● **SHORT PROBLEM**
Copy each line in which the string "erreichende" occurs.

● **ENTRIES PROVIDED**
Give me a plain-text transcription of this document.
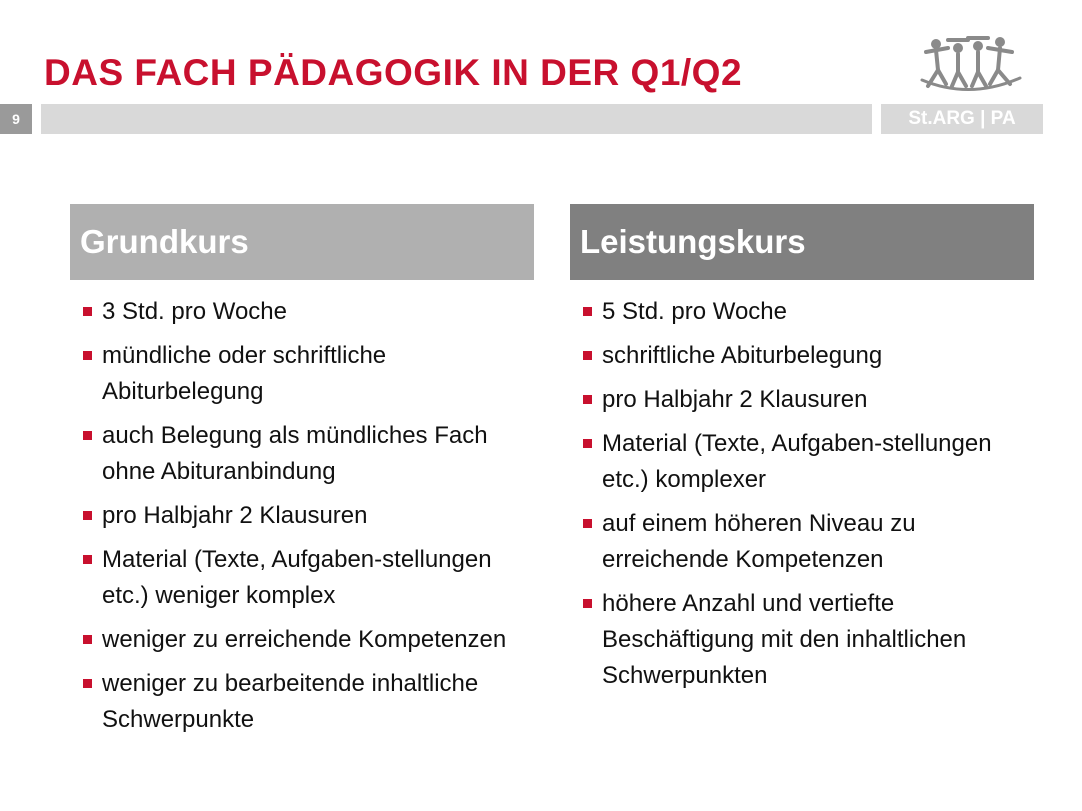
DAS FACH PÄDAGOGIK IN DER Q1/Q2
9	St.ARG | PA
Grundkurs
3 Std. pro Woche
mündliche oder schriftliche Abiturbelegung
auch Belegung als mündliches Fach ohne Abituranbindung
pro Halbjahr 2 Klausuren
Material (Texte, Aufgaben-stellungen etc.) weniger komplex
weniger zu erreichende Kompetenzen
weniger zu bearbeitende inhaltliche Schwerpunkte
Leistungskurs
5 Std. pro Woche
schriftliche Abiturbelegung
pro Halbjahr 2 Klausuren
Material (Texte, Aufgaben-stellungen etc.) komplexer
auf einem höheren Niveau zu erreichende Kompetenzen
höhere Anzahl und vertiefte Beschäftigung mit den inhaltlichen Schwerpunkten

● **TASK RESPONSE**
weniger zu erreichende Kompetenzen
auf einem höheren Niveau zu erreichende Kompetenzen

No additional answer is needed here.